• Exercise inputs

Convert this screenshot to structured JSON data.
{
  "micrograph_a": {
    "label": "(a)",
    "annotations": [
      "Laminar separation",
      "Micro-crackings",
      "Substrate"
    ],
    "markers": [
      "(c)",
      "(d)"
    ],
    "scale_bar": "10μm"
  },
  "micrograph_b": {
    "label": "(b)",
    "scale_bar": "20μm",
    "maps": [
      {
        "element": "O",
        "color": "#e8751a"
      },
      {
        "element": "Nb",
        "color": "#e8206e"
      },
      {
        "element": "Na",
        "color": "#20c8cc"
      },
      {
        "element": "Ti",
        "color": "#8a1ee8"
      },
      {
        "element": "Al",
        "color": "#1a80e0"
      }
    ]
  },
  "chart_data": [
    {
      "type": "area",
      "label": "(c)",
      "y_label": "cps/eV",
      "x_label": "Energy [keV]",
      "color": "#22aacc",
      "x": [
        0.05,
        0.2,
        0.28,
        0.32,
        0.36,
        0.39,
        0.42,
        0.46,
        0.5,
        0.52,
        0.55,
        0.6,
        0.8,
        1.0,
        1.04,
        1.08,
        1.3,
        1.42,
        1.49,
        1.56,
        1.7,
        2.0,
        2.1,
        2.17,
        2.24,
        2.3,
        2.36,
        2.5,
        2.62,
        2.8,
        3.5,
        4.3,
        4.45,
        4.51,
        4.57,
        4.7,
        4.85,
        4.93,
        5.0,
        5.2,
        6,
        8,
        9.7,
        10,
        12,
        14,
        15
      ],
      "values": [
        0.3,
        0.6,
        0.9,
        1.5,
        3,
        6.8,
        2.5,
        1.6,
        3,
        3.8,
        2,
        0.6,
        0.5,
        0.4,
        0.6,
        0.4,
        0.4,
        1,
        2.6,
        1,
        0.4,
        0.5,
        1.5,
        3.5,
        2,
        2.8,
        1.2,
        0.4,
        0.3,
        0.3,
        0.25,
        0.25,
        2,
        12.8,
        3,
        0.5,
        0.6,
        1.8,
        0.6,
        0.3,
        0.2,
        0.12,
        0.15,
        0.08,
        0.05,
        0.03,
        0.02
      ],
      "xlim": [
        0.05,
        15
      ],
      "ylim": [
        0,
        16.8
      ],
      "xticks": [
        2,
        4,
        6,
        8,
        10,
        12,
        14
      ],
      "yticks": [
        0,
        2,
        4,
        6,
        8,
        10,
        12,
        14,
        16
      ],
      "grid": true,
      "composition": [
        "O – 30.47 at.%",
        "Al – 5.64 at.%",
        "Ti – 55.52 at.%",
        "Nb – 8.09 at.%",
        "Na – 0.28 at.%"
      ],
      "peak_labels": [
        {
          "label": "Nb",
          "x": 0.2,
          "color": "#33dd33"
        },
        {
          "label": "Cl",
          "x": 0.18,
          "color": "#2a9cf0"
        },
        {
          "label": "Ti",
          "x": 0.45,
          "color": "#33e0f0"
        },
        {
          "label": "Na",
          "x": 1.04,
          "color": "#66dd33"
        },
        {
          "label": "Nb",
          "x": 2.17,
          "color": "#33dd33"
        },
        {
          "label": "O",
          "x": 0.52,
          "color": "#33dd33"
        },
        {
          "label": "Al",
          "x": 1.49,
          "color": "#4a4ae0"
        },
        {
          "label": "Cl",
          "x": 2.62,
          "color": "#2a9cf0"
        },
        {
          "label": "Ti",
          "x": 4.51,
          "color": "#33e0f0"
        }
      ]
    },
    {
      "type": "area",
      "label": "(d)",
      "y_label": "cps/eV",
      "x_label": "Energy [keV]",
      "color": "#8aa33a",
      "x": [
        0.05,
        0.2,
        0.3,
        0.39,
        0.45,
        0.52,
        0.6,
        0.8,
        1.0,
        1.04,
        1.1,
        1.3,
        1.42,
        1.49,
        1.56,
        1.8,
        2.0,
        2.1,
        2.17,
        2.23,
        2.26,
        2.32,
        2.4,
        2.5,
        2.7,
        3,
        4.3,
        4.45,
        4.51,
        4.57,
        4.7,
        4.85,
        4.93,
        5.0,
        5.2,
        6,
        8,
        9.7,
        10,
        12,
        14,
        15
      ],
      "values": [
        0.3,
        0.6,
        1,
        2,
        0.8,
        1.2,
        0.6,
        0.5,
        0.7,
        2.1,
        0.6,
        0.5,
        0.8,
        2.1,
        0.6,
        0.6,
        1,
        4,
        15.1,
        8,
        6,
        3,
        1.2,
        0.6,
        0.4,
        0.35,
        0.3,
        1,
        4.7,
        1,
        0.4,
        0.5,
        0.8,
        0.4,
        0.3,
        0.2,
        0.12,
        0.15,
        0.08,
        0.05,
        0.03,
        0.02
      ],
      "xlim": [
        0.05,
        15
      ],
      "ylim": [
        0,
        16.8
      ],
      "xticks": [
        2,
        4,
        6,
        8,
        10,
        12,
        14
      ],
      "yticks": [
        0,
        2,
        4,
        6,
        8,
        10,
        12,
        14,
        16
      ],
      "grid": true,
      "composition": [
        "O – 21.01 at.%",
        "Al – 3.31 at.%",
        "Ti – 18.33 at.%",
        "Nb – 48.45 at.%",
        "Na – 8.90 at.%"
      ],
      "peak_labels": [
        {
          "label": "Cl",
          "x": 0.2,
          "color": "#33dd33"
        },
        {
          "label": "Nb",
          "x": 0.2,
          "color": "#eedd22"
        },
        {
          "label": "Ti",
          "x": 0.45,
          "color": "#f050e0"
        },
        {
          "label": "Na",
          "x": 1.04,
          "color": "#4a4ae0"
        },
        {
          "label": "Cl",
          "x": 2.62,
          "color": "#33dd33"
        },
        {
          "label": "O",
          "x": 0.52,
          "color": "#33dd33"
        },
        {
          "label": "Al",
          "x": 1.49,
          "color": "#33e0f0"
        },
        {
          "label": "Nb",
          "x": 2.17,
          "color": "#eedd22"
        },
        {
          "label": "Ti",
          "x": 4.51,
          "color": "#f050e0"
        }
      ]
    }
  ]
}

• Work required
Search the entries for the word "element", then list each line that holds it.

• Final answer
        "element": "O",
        "element": "Nb",
        "element": "Na",
        "element": "Ti",
        "element": "Al",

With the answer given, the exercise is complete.